* begin Input material *

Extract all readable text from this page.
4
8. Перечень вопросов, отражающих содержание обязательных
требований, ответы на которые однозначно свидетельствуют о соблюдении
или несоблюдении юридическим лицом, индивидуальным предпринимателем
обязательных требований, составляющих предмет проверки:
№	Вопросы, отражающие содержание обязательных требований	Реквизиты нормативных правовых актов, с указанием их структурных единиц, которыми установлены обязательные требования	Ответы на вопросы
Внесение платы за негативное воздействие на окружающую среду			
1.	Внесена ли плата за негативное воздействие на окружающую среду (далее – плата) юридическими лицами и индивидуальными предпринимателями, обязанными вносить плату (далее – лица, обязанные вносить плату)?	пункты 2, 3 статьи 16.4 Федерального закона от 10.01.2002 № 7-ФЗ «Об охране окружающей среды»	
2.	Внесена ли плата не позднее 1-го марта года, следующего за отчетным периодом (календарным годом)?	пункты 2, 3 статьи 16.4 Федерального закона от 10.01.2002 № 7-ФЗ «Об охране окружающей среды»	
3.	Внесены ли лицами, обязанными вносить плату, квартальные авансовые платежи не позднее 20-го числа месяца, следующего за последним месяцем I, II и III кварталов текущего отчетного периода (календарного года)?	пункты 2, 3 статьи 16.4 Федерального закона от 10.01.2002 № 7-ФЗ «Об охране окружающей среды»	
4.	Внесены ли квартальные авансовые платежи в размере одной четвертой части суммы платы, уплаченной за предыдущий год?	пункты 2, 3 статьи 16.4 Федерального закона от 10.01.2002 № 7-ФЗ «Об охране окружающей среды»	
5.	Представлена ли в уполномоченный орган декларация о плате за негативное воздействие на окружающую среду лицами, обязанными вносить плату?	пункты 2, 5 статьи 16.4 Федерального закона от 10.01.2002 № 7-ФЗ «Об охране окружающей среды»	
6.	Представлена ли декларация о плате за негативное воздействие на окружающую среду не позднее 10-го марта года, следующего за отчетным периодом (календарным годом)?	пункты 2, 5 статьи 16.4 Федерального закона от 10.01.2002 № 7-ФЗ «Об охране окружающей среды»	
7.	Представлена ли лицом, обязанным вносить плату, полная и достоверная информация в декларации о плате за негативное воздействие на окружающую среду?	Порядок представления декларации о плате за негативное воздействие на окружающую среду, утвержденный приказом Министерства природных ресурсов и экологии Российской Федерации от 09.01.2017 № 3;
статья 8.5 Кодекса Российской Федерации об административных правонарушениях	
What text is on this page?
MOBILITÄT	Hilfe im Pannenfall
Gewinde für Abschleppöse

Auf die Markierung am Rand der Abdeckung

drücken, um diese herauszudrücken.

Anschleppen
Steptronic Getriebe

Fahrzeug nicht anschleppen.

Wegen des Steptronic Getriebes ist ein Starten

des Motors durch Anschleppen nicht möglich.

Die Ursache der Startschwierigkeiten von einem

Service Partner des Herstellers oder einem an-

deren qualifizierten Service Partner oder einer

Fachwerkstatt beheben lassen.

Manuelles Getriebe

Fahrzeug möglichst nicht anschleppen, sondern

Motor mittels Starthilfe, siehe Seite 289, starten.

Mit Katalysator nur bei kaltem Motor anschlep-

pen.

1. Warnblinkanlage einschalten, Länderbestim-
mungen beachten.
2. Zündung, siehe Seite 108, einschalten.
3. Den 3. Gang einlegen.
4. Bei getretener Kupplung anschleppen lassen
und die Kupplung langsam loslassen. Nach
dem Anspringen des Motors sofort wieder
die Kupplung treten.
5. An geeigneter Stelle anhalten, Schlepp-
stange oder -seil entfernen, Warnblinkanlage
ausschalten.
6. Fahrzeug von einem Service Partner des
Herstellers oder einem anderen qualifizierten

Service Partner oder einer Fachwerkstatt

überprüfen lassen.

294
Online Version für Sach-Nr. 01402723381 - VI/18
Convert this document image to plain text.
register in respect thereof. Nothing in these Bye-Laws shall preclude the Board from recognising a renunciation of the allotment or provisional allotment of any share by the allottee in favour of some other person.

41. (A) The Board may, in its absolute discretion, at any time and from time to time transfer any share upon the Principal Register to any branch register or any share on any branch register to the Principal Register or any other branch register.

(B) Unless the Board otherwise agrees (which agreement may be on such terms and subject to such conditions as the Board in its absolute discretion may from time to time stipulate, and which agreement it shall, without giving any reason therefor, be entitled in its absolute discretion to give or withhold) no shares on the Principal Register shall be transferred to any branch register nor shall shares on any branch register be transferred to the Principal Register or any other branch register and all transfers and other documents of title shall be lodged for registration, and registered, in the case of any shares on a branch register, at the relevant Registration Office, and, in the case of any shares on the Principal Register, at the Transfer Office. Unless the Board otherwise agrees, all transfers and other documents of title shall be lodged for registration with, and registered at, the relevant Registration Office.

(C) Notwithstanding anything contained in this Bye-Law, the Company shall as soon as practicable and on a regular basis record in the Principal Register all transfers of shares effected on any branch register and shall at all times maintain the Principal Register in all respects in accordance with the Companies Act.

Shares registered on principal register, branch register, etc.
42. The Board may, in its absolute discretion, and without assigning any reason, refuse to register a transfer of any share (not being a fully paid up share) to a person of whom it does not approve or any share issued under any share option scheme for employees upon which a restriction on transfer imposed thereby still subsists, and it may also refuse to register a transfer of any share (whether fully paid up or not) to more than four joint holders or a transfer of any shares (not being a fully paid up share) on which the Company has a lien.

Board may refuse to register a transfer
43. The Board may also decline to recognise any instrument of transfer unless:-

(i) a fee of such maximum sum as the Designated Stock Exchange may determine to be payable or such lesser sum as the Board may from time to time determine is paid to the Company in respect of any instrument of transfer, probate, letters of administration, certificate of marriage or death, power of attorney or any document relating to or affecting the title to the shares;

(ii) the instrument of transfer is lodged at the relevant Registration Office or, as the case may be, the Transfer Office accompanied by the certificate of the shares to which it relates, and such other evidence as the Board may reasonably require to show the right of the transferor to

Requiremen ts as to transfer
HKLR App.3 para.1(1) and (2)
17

* end Input material *

### [Task objective]
Write out every entry word for word.

### [Exercise solution]
Extract all readable text from this page.
4
8. Перечень вопросов, отражающих содержание обязательных
требований, ответы на которые однозначно свидетельствуют о соблюдении
или несоблюдении юридическим лицом, индивидуальным предпринимателем
обязательных требований, составляющих предмет проверки:
№	Вопросы, отражающие содержание обязательных требований	Реквизиты нормативных правовых актов, с указанием их структурных единиц, которыми установлены обязательные требования	Ответы на вопросы
Внесение платы за негативное воздействие на окружающую среду			
1.	Внесена ли плата за негативное воздействие на окружающую среду (далее – плата) юридическими лицами и индивидуальными предпринимателями, обязанными вносить плату (далее – лица, обязанные вносить плату)?	пункты 2, 3 статьи 16.4 Федерального закона от 10.01.2002 № 7-ФЗ «Об охране окружающей среды»	
2.	Внесена ли плата не позднее 1-го марта года, следующего за отчетным периодом (календарным годом)?	пункты 2, 3 статьи 16.4 Федерального закона от 10.01.2002 № 7-ФЗ «Об охране окружающей среды»	
3.	Внесены ли лицами, обязанными вносить плату, квартальные авансовые платежи не позднее 20-го числа месяца, следующего за последним месяцем I, II и III кварталов текущего отчетного периода (календарного года)?	пункты 2, 3 статьи 16.4 Федерального закона от 10.01.2002 № 7-ФЗ «Об охране окружающей среды»	
4.	Внесены ли квартальные авансовые платежи в размере одной четвертой части суммы платы, уплаченной за предыдущий год?	пункты 2, 3 статьи 16.4 Федерального закона от 10.01.2002 № 7-ФЗ «Об охране окружающей среды»	
5.	Представлена ли в уполномоченный орган декларация о плате за негативное воздействие на окружающую среду лицами, обязанными вносить плату?	пункты 2, 5 статьи 16.4 Федерального закона от 10.01.2002 № 7-ФЗ «Об охране окружающей среды»	
6.	Представлена ли декларация о плате за негативное воздействие на окружающую среду не позднее 10-го марта года, следующего за отчетным периодом (календарным годом)?	пункты 2, 5 статьи 16.4 Федерального закона от 10.01.2002 № 7-ФЗ «Об охране окружающей среды»	
7.	Представлена ли лицом, обязанным вносить плату, полная и достоверная информация в декларации о плате за негативное воздействие на окружающую среду?	Порядок представления декларации о плате за негативное воздействие на окружающую среду, утвержденный приказом Министерства природных ресурсов и экологии Российской Федерации от 09.01.2017 № 3;
статья 8.5 Кодекса Российской Федерации об административных правонарушениях	
What text is on this page?
MOBILITÄT	Hilfe im Pannenfall
Gewinde für Abschleppöse

Auf die Markierung am Rand der Abdeckung

drücken, um diese herauszudrücken.

Anschleppen
Steptronic Getriebe

Fahrzeug nicht anschleppen.

Wegen des Steptronic Getriebes ist ein Starten

des Motors durch Anschleppen nicht möglich.

Die Ursache der Startschwierigkeiten von einem

Service Partner des Herstellers oder einem an-

deren qualifizierten Service Partner oder einer

Fachwerkstatt beheben lassen.

Manuelles Getriebe

Fahrzeug möglichst nicht anschleppen, sondern

Motor mittels Starthilfe, siehe Seite 289, starten.

Mit Katalysator nur bei kaltem Motor anschlep-

pen.

1. Warnblinkanlage einschalten, Länderbestim-
mungen beachten.
2. Zündung, siehe Seite 108, einschalten.
3. Den 3. Gang einlegen.
4. Bei getretener Kupplung anschleppen lassen
und die Kupplung langsam loslassen. Nach
dem Anspringen des Motors sofort wieder
die Kupplung treten.
5. An geeigneter Stelle anhalten, Schlepp-
stange oder -seil entfernen, Warnblinkanlage
ausschalten.
6. Fahrzeug von einem Service Partner des
Herstellers oder einem anderen qualifizierten

Service Partner oder einer Fachwerkstatt

überprüfen lassen.

294
Online Version für Sach-Nr. 01402723381 - VI/18
Convert this document image to plain text.
register in respect thereof. Nothing in these Bye-Laws shall preclude the Board from recognising a renunciation of the allotment or provisional allotment of any share by the allottee in favour of some other person.

41. (A) The Board may, in its absolute discretion, at any time and from time to time transfer any share upon the Principal Register to any branch register or any share on any branch register to the Principal Register or any other branch register.

(B) Unless the Board otherwise agrees (which agreement may be on such terms and subject to such conditions as the Board in its absolute discretion may from time to time stipulate, and which agreement it shall, without giving any reason therefor, be entitled in its absolute discretion to give or withhold) no shares on the Principal Register shall be transferred to any branch register nor shall shares on any branch register be transferred to the Principal Register or any other branch register and all transfers and other documents of title shall be lodged for registration, and registered, in the case of any shares on a branch register, at the relevant Registration Office, and, in the case of any shares on the Principal Register, at the Transfer Office. Unless the Board otherwise agrees, all transfers and other documents of title shall be lodged for registration with, and registered at, the relevant Registration Office.

(C) Notwithstanding anything contained in this Bye-Law, the Company shall as soon as practicable and on a regular basis record in the Principal Register all transfers of shares effected on any branch register and shall at all times maintain the Principal Register in all respects in accordance with the Companies Act.

Shares registered on principal register, branch register, etc.
42. The Board may, in its absolute discretion, and without assigning any reason, refuse to register a transfer of any share (not being a fully paid up share) to a person of whom it does not approve or any share issued under any share option scheme for employees upon which a restriction on transfer imposed thereby still subsists, and it may also refuse to register a transfer of any share (whether fully paid up or not) to more than four joint holders or a transfer of any shares (not being a fully paid up share) on which the Company has a lien.

Board may refuse to register a transfer
43. The Board may also decline to recognise any instrument of transfer unless:-

(i) a fee of such maximum sum as the Designated Stock Exchange may determine to be payable or such lesser sum as the Board may from time to time determine is paid to the Company in respect of any instrument of transfer, probate, letters of administration, certificate of marriage or death, power of attorney or any document relating to or affecting the title to the shares;

(ii) the instrument of transfer is lodged at the relevant Registration Office or, as the case may be, the Transfer Office accompanied by the certificate of the shares to which it relates, and such other evidence as the Board may reasonably require to show the right of the transferor to

Requiremen ts as to transfer
HKLR App.3 para.1(1) and (2)
17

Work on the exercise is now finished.